WRITTEN REQUEST:
Reading down the listing below, count the lines where the word "Pythia" shows up, then give only that count.

DATA RECORDS:
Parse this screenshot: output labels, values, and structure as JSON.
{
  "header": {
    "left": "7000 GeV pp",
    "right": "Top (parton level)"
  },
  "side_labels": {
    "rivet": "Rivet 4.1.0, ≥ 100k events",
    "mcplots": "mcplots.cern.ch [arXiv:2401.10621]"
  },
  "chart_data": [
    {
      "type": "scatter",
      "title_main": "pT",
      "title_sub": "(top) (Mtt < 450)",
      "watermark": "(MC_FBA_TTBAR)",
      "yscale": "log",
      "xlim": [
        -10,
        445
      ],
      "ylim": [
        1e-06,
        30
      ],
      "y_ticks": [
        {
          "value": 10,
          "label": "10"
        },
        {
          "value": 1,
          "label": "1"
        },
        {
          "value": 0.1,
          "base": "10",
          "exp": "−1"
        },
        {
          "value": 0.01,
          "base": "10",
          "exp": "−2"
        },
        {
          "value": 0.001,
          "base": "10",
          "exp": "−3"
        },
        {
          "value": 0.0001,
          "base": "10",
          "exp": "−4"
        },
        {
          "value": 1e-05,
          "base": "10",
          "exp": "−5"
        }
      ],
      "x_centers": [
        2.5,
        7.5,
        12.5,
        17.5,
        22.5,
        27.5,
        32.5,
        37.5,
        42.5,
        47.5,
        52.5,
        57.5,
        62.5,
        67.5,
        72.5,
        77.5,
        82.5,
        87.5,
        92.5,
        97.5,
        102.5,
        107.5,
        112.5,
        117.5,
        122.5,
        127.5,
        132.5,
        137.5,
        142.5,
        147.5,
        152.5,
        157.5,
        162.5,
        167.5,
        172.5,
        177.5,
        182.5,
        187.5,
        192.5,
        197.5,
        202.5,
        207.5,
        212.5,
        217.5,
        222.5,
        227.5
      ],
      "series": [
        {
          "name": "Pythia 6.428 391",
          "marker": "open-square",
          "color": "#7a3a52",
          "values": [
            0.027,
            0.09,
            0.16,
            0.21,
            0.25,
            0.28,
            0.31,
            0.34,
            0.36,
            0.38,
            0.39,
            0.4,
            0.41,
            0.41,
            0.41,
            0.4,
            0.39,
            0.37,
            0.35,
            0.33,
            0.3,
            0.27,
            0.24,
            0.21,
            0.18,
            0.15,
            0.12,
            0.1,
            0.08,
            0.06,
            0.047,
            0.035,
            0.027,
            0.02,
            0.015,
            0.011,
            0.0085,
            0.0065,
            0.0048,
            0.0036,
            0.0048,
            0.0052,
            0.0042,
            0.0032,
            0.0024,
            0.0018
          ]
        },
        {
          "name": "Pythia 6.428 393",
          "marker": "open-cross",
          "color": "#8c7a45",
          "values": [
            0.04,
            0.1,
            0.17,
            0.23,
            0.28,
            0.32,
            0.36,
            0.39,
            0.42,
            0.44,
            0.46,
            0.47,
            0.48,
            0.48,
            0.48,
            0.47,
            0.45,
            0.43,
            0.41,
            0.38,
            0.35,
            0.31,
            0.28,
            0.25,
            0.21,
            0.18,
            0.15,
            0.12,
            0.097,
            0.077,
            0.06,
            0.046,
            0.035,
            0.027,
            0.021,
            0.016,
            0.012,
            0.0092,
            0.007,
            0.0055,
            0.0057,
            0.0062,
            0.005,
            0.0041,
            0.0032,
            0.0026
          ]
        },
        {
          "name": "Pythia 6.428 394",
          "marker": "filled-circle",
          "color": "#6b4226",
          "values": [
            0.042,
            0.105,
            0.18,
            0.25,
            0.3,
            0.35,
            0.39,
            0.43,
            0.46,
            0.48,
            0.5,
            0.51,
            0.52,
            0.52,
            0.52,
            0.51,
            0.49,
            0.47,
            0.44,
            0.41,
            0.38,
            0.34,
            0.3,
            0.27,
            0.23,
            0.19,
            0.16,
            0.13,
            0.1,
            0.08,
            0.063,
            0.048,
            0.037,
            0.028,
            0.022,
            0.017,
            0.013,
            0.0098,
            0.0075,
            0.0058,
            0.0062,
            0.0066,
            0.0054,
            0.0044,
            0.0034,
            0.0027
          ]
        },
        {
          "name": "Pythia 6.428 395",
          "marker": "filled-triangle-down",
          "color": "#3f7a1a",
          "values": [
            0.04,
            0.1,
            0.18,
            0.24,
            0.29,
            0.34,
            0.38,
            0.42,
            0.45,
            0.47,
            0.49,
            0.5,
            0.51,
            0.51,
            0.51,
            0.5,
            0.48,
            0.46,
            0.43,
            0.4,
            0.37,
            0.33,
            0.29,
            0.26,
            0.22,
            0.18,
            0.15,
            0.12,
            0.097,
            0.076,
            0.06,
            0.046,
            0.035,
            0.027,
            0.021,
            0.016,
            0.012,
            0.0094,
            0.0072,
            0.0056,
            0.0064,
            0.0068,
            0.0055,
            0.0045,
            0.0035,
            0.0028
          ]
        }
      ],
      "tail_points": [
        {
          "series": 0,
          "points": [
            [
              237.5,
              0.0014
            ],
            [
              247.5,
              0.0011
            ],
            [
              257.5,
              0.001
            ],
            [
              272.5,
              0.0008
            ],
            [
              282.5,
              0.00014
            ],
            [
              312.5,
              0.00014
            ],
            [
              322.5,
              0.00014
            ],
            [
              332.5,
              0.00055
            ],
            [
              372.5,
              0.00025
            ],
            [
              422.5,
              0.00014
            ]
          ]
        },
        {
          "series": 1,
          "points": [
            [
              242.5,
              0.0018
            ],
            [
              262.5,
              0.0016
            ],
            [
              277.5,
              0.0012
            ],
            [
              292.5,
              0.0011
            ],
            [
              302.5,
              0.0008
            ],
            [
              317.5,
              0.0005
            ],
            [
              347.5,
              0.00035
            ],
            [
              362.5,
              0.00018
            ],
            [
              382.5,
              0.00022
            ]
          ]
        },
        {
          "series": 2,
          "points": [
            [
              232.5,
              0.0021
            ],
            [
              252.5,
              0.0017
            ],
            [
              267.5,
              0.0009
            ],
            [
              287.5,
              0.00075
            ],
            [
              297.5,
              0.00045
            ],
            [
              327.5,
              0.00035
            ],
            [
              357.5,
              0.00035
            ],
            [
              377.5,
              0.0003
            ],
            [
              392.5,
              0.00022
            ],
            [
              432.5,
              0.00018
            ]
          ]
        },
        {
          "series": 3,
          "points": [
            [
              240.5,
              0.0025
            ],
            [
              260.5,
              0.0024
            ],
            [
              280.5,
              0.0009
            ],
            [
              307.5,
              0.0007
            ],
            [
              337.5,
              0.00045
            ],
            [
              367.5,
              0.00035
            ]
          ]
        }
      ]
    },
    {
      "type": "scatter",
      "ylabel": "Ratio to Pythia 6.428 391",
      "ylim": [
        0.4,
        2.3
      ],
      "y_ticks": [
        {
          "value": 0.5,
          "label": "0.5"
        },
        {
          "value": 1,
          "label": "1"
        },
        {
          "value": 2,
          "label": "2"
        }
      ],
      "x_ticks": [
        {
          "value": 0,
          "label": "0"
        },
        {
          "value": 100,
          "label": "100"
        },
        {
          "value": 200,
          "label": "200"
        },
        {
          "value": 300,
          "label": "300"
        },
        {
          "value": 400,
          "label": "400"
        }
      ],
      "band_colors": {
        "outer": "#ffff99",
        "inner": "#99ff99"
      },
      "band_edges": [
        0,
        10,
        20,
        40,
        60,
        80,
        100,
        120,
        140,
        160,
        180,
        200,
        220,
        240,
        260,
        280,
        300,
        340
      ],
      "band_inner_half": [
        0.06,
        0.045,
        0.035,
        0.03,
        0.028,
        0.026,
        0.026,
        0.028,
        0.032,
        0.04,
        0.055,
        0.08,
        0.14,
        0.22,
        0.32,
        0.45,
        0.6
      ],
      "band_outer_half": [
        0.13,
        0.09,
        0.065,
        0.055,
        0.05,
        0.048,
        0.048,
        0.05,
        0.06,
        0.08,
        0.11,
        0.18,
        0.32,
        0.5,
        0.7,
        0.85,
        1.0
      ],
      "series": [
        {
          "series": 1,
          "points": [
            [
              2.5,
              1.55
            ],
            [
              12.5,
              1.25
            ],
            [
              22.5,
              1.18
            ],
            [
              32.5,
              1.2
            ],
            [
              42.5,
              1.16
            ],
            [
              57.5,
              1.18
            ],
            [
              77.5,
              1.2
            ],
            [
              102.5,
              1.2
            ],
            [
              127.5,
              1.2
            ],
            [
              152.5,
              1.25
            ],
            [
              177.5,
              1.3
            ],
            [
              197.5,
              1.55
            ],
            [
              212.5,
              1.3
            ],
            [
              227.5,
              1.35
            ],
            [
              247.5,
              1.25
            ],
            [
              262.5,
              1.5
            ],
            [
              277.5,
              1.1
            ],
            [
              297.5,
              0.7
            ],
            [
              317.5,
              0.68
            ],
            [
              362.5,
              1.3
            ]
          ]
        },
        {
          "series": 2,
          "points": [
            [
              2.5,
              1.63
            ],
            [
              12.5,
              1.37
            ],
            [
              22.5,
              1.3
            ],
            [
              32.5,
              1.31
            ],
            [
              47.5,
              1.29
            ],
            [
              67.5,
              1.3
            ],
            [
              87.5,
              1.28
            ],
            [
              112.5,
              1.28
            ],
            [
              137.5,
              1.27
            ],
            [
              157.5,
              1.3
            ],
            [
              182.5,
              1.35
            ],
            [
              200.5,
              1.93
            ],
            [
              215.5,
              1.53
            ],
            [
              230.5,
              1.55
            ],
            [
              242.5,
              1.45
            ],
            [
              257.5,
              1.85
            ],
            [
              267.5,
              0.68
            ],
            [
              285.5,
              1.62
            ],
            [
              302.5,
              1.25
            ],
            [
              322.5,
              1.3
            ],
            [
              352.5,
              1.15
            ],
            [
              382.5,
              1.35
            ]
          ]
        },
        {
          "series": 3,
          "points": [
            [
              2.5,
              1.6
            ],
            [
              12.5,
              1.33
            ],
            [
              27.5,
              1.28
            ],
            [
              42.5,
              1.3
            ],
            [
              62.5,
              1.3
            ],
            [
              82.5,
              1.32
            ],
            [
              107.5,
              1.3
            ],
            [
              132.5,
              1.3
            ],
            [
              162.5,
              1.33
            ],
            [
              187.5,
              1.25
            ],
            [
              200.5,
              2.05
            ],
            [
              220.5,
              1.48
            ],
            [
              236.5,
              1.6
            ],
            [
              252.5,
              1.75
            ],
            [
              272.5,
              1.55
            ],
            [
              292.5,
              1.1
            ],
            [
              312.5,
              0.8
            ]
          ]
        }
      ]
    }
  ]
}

WRITTEN REPLY:
5